→ **Excerpt**

──────────────────────────────

On the other hand, if the assembly of the gasket G and flared part 4 is produced by direct moulding of the flared part on the insert constituted by the gasket, there is no longer any relative sliding to take place between the polypropylene of the flared part and the rubber of the gasket; the active part of the latter may thus have a general cylindrical shape, like the intermediate part 14. This configuration is shown in figures 5 and 6. In this case, the connection naturally involves both the end face 21 of the flared part and its inner surface 22, but the connection is absolutely reliable solely on the surfaces of the gasket cleaned prior to moulding of the flared part.

Figure 7 shows another variation in which the gasket G' does not comprise a heel portion, but has a completely cylindrical outer surface 23. Connection may take place by moulding the flared part on the insert constituted by the gasket G', after cleaning the surface 23. In this case, as in the preceding example, the active part of the gasket may be cylindrical, since there is no relative movement of the flared part with respect to this gasket.

It is also possible to envisage "mirror" welding in the following manner: the diameter of the surface 23 is chosen to be slightly less than the diameter D. A cylindrical or frustoconical split heating ring is placed between the gasket and the flared part, suitably positioned axially. When the inner surface of the flared part becomes soft, this ring is withdrawn and one brings about expansion of the gasket, for example by means of an inflatable inner tube. In this case, it is desirable that the active part of the gasket has a frustoconical shape, as shown in figure 7.

Owing to the usefulness of a ring for centering the male end 8 and protecting the joint from dust and other foreign bodies, it is naturally possible to attach a ring B' of this type to the joints of figures 3 to 8, as shown in dot-dash lines in figures 7 and 8.

──────────────────────────────

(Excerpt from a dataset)

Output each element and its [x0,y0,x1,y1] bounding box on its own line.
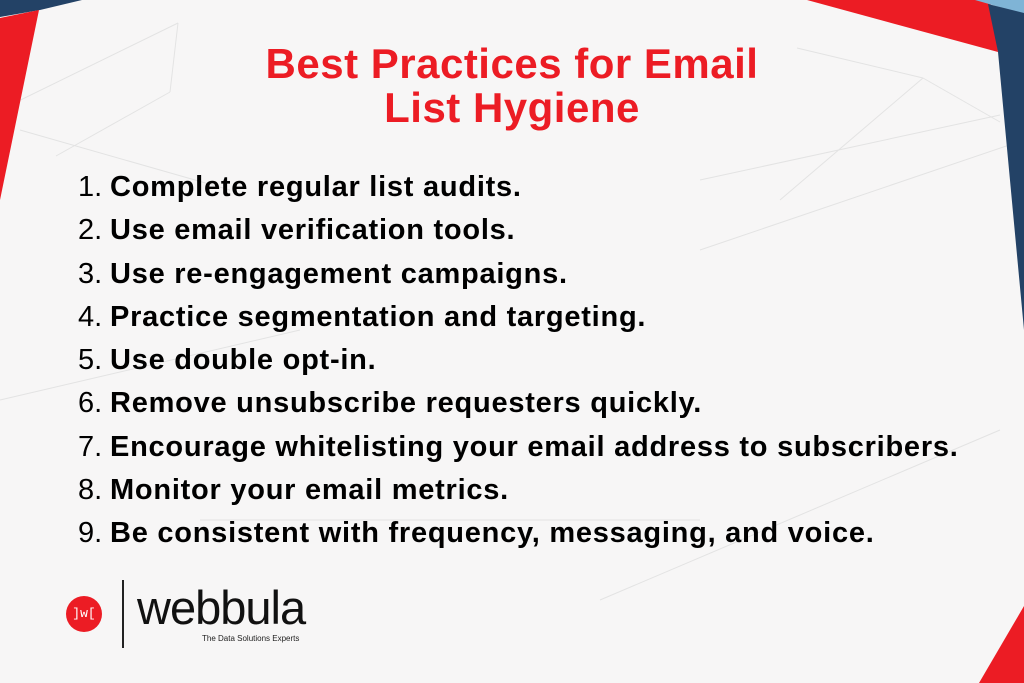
list of practices: 2. [78,214,102,246]
title: List Hygiene [384,84,640,131]
list of practices: Use email verification tools. [110,214,515,246]
list of practices: Remove unsubscribe requesters quickly. [110,387,702,419]
logo: webbula: The Data Solutions Experts [202,634,299,643]
list of practices: 1. [78,171,102,203]
list of practices: Be consistent with frequency, messaging, and voice. [110,517,875,549]
wordmark: webbula [137,581,305,634]
list of practices: Encourage whitelisting your email address to subscribers. [110,431,959,463]
icon: logo circle [66,596,102,632]
icon: logo circle: ]w[ [72,606,96,621]
list of practices: 9. [78,517,102,549]
title [266,40,758,131]
list of practices [78,171,959,549]
list of practices: Practice segmentation and targeting. [110,301,646,333]
list of practices: 5. [78,344,102,376]
list of practices: Use double opt-in. [110,344,376,376]
list of practices: Use re-engagement campaigns. [110,258,568,290]
logo: webbula [66,580,306,648]
list of practices: 7. [78,431,102,463]
list of practices: 8. [78,474,102,506]
list of practices: 6. [78,387,102,419]
title: Best Practices for Email [266,40,758,87]
list of practices: 4. [78,301,102,333]
list of practices: Complete regular list audits. [110,171,522,203]
list of practices: 3. [78,258,102,290]
list of practices: Monitor your email metrics. [110,474,509,506]
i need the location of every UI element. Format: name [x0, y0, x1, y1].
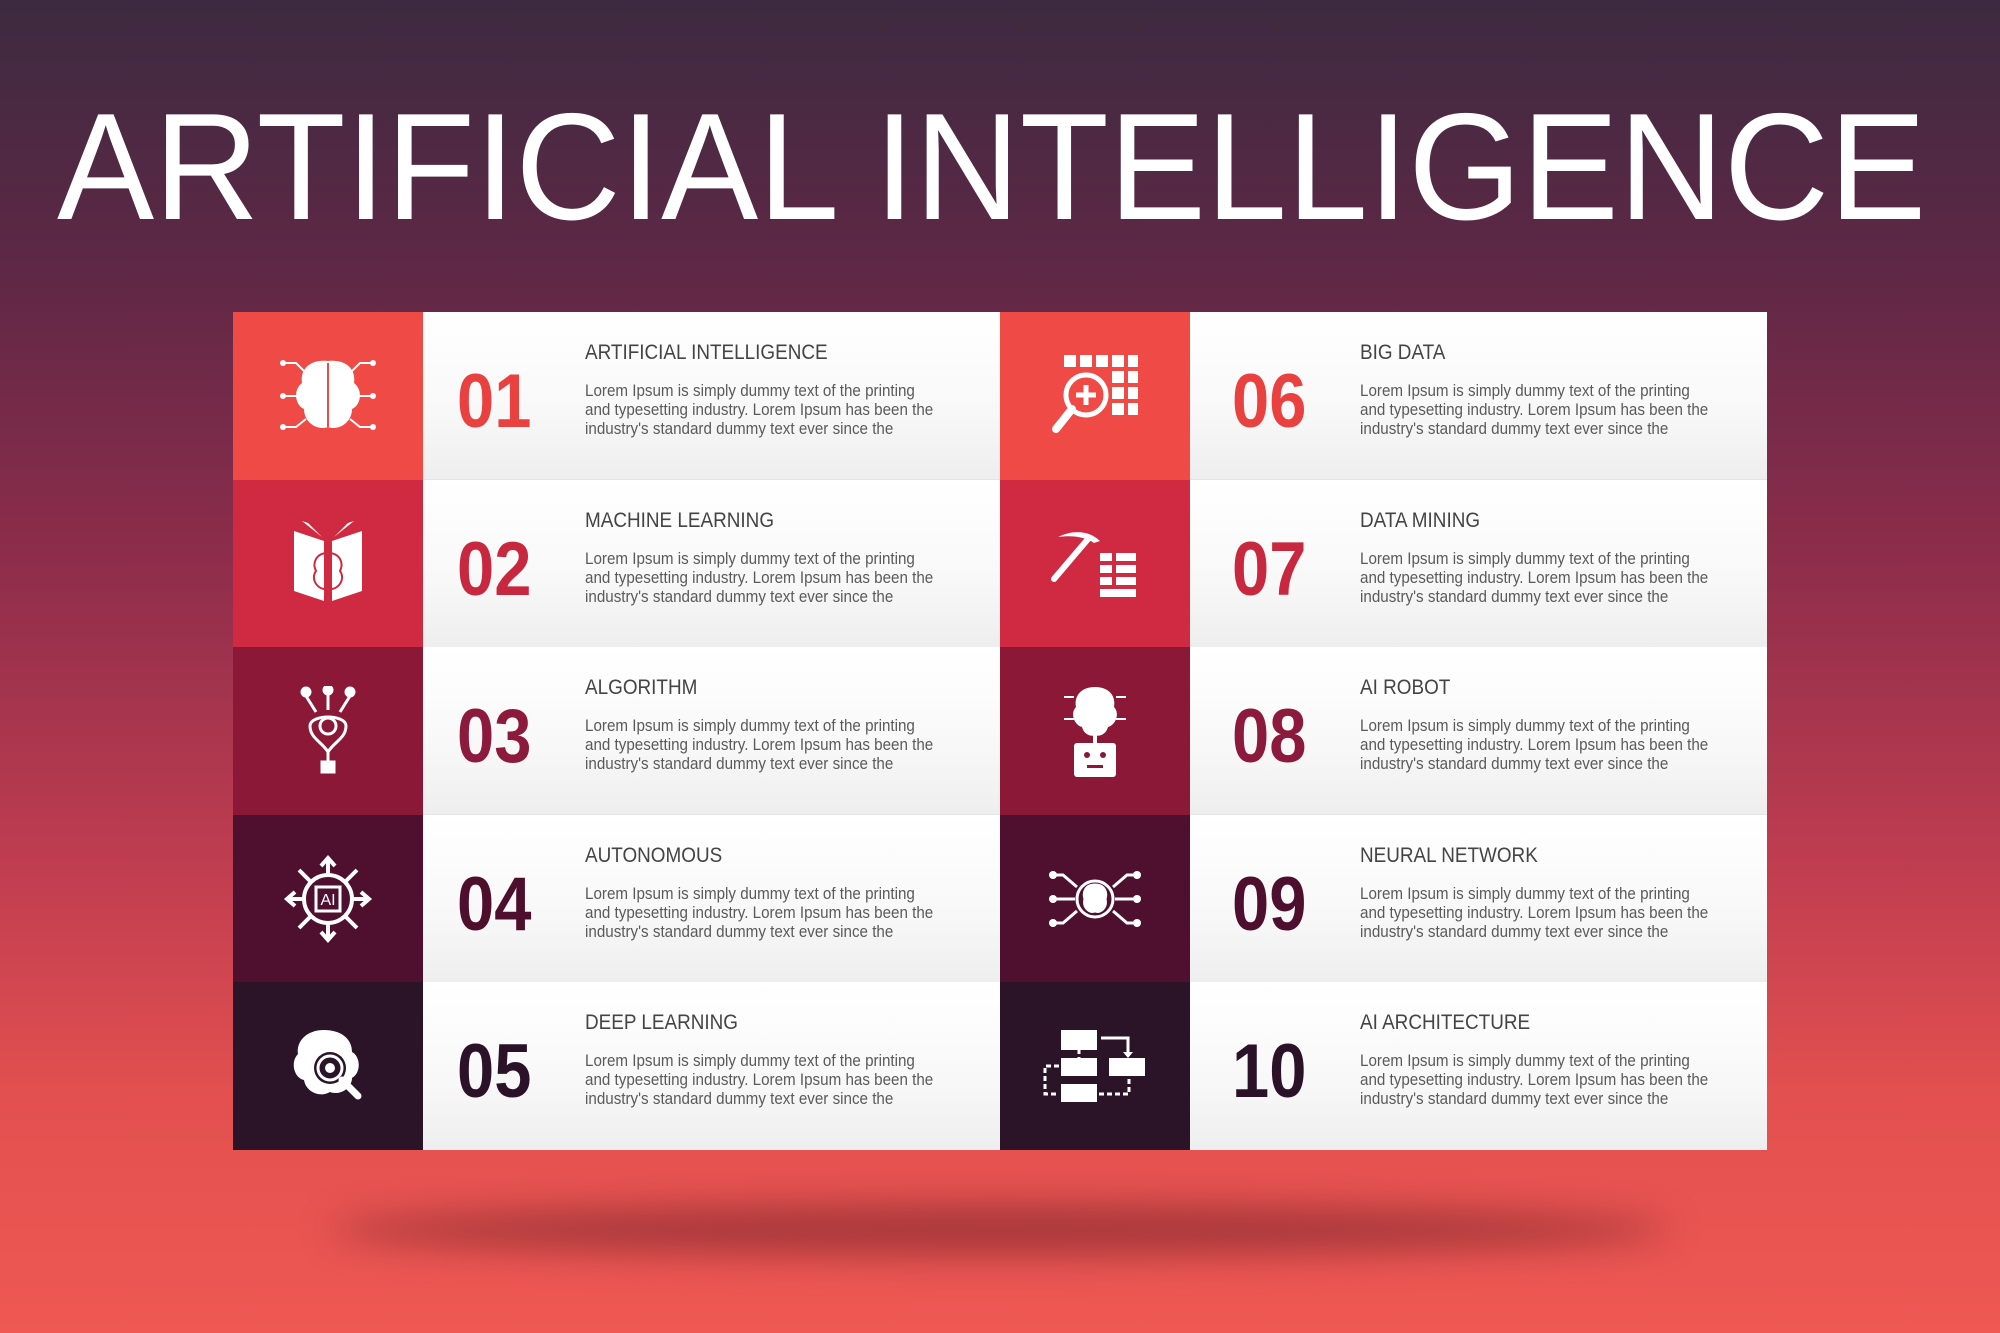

──────────────────────────────

→ **Exercise set**
a: In the listing, reproduce the lines from the one containing "list of practices: 2. [78,214,102,246]" through the one containing "list of practices: 1. [78,171,102,203]", including both of those lines.
b: Proceed with the passage on the gasket and flared part of the pipe joint, continuing from its final sentence.

→ **Exercise answers**
a:
list of practices: 2. [78,214,102,246]
title: List Hygiene [384,84,640,131]
list of practices: Use email verification tools. [110,214,515,246]
list of practices: Remove unsubscribe requesters quickly. [110,387,702,419]
logo: webbula: The Data Solutions Experts [202,634,299,643]
list of practices: 1. [78,171,102,203]

b:
It should be noted that in all the examples mentioned, where the gasket acts by radial compression between the flared part and the male end or by the application of its two terminal lips against these two parts, connection with heating of the gasket to the relative surface of the socket may be imperfect, without this impairing the seal. It is sufficient if this connection is solid enough to counterbalance the axial forces exerted on the gasket, which is the case.

However, it has been found that subject to certain operating precautions, direct welding carried out in this way may be made sufficiently reliable to ensure a seal on its own. It is thus possible to use the latter to ensure direct connection and the seal of the heel portion of a gasket in a flared part, the gasket comprising at its other end, a bead securing the smooth end, separated from the flared part and connected to the heel portion by a flexible web.

The joints produced according to the invention are very advantageous: connection by direct welding uses very little gum for its attachment, since the heel portion 13 may be reduced to just the film necessary for being connected at the chosen point and successfully retaining the gasket against axial forces. Possibly, this heel portion may even be eliminated.

A very small surface is sufficient for the connection. Cleaning of the remainder of the gasket is superfluous.

Thus, no glueing of the gasket is necessary, nor any groove in the flared part.

Welding takes place very efficiently even with large tolerances on the two connected parts.

It has been found that the same methods of direct welding were suitable when the ring B or flared part 4 consisted of another polyolefin, in particular polyethylene. In addition, it is also possible to use the invention for producing a joint between pipes of other material: as indicated in dotdash lines in figures 3 and 4, it is possible to deposit a layer 24 of polyolefin on the end face of the flared part, then to carry out mirror welding of the heel portion of the gasket to this layer. It is thus possible to achieve a connection of the gasket and cylinder 25 of polyolefin, by one of the two methods and to fix the latter to the end of the flared part (dot-dash lines in figures 5 and 6). It is also possible to deposit a tubular layer 26 of polyolefin on the inner surface of the flared part (dot-dash lines in figures 7 and 8) and to carry out mirror welding of a cylindrical gasket G' on this layer. These variations make it possible to secure a gasket to cast iron pipes comprising a smooth socket and thus to simplify the core and casting of the latter.

The example of figures 9 to 11 illustrates the welding of a gasket 31 of rubber and a socket 32 of thermoplastic plastics material.

The gasket 31 is made from rubber based on ethylene - propylene - dienemethylene vulcanized with sulphur. The socket 32 is for example the flared end of a connecting sleeve made of a polyolefin, in particular polypropylene. More generally, the socket 32 forms part of a tubular member used to form a joint between pipes. It may be an integral part of this tubular member and constitute the flared socket of the latter, or may be set into this member, which may thus consist of a different material not suitable for welding: temperature or thermosetting plastics material, asbestos cement, sandstone etc.

The socket 32 has a smooth inner cylindrical surface 33 comprisng a radial end face 34.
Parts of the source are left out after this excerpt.